### REQUEST
Leave out the pictures and restate the rest of the data exactly.
--- EXTRACTED MATERIAL ---
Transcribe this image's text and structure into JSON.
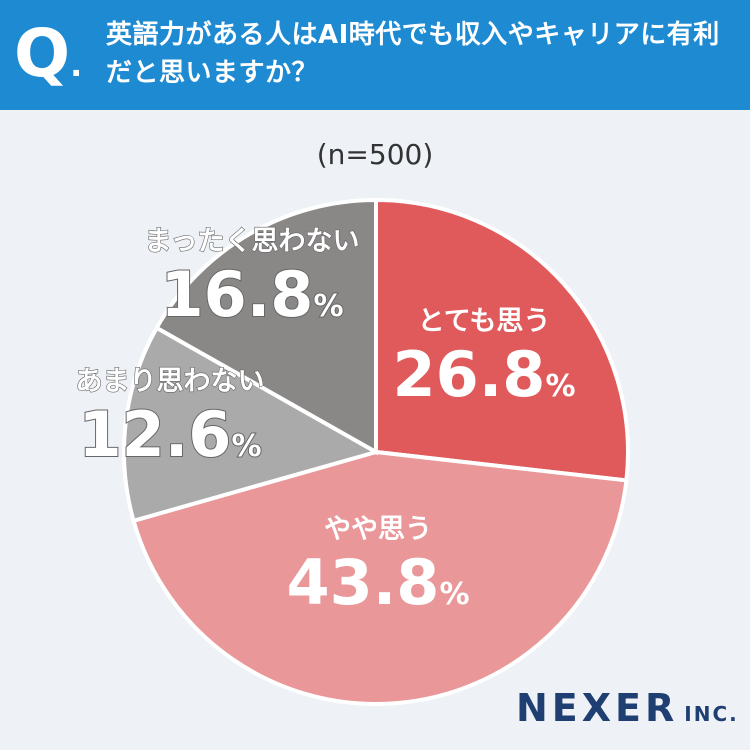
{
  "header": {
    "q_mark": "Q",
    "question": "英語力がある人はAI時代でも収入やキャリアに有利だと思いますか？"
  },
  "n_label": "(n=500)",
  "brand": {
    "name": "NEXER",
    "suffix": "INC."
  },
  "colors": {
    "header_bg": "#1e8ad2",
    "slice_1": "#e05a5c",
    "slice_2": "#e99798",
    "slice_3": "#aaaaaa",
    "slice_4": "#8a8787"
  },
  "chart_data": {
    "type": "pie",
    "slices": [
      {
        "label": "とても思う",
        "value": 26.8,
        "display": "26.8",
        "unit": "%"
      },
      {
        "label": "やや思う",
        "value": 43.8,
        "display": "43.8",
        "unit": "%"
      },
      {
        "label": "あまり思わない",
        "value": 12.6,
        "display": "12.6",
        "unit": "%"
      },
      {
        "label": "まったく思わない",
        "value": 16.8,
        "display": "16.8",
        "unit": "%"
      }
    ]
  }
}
---
### ANSWER TO THE TASK
Transcribe this image's text and structure into JSON.
{
  "header": {
    "q_mark": "Q",
    "question": "英語力がある人はAI時代でも収入やキャリアに有利だと思いますか？"
  },
  "n_label": "(n=500)",
  "brand": {
    "name": "NEXER",
    "suffix": "INC."
  },
  "colors": {
    "header_bg": "#1e8ad2",
    "slice_1": "#e05a5c",
    "slice_2": "#e99798",
    "slice_3": "#aaaaaa",
    "slice_4": "#8a8787"
  },
  "chart_data": {
    "type": "pie",
    "slices": [
      {
        "label": "とても思う",
        "value": 26.8,
        "display": "26.8",
        "unit": "%"
      },
      {
        "label": "やや思う",
        "value": 43.8,
        "display": "43.8",
        "unit": "%"
      },
      {
        "label": "あまり思わない",
        "value": 12.6,
        "display": "12.6",
        "unit": "%"
      },
      {
        "label": "まったく思わない",
        "value": 16.8,
        "display": "16.8",
        "unit": "%"
      }
    ]
  }
}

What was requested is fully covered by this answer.